-- STATED TASK --
Transcribe the material in full, exactly as written.

[Data listing]
********************
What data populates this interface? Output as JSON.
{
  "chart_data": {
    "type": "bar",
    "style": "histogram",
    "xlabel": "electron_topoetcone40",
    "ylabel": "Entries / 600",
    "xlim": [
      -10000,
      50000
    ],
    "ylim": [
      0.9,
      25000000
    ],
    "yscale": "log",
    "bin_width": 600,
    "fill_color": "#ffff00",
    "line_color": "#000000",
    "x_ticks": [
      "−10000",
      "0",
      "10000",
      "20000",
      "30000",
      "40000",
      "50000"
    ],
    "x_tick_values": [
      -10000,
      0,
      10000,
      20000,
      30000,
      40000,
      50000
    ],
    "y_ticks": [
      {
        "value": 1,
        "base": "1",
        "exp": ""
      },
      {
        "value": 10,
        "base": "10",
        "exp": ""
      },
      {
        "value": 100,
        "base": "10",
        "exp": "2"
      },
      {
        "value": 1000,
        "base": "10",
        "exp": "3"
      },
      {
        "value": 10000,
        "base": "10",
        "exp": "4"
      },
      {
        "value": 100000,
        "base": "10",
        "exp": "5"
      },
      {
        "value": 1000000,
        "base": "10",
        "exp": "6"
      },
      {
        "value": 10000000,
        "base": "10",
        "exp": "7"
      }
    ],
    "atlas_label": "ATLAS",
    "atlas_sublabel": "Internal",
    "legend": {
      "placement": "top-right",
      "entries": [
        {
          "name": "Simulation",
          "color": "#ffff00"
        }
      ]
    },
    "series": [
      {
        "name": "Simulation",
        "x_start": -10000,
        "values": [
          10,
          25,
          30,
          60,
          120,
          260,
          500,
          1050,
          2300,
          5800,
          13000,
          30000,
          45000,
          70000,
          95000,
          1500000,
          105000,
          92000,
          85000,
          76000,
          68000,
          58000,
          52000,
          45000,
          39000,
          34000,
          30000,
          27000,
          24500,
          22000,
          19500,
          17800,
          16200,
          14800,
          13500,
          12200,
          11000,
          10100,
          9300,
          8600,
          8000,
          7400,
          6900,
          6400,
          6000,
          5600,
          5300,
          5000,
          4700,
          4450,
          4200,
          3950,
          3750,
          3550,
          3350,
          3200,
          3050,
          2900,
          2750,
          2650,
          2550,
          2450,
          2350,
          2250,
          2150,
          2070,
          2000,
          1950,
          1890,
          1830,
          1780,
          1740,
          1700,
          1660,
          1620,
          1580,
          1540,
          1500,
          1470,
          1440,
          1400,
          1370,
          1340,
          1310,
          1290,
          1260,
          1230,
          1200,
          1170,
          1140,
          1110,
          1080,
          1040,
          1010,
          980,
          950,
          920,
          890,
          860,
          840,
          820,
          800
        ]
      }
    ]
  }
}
********************
-- SOLUTION --
What data populates this interface? Output as JSON.
{
  "chart_data": {
    "type": "bar",
    "style": "histogram",
    "xlabel": "electron_topoetcone40",
    "ylabel": "Entries / 600",
    "xlim": [
      -10000,
      50000
    ],
    "ylim": [
      0.9,
      25000000
    ],
    "yscale": "log",
    "bin_width": 600,
    "fill_color": "#ffff00",
    "line_color": "#000000",
    "x_ticks": [
      "−10000",
      "0",
      "10000",
      "20000",
      "30000",
      "40000",
      "50000"
    ],
    "x_tick_values": [
      -10000,
      0,
      10000,
      20000,
      30000,
      40000,
      50000
    ],
    "y_ticks": [
      {
        "value": 1,
        "base": "1",
        "exp": ""
      },
      {
        "value": 10,
        "base": "10",
        "exp": ""
      },
      {
        "value": 100,
        "base": "10",
        "exp": "2"
      },
      {
        "value": 1000,
        "base": "10",
        "exp": "3"
      },
      {
        "value": 10000,
        "base": "10",
        "exp": "4"
      },
      {
        "value": 100000,
        "base": "10",
        "exp": "5"
      },
      {
        "value": 1000000,
        "base": "10",
        "exp": "6"
      },
      {
        "value": 10000000,
        "base": "10",
        "exp": "7"
      }
    ],
    "atlas_label": "ATLAS",
    "atlas_sublabel": "Internal",
    "legend": {
      "placement": "top-right",
      "entries": [
        {
          "name": "Simulation",
          "color": "#ffff00"
        }
      ]
    },
    "series": [
      {
        "name": "Simulation",
        "x_start": -10000,
        "values": [
          10,
          25,
          30,
          60,
          120,
          260,
          500,
          1050,
          2300,
          5800,
          13000,
          30000,
          45000,
          70000,
          95000,
          1500000,
          105000,
          92000,
          85000,
          76000,
          68000,
          58000,
          52000,
          45000,
          39000,
          34000,
          30000,
          27000,
          24500,
          22000,
          19500,
          17800,
          16200,
          14800,
          13500,
          12200,
          11000,
          10100,
          9300,
          8600,
          8000,
          7400,
          6900,
          6400,
          6000,
          5600,
          5300,
          5000,
          4700,
          4450,
          4200,
          3950,
          3750,
          3550,
          3350,
          3200,
          3050,
          2900,
          2750,
          2650,
          2550,
          2450,
          2350,
          2250,
          2150,
          2070,
          2000,
          1950,
          1890,
          1830,
          1780,
          1740,
          1700,
          1660,
          1620,
          1580,
          1540,
          1500,
          1470,
          1440,
          1400,
          1370,
          1340,
          1310,
          1290,
          1260,
          1230,
          1200,
          1170,
          1140,
          1110,
          1080,
          1040,
          1010,
          980,
          950,
          920,
          890,
          860,
          840,
          820,
          800
        ]
      }
    ]
  }
}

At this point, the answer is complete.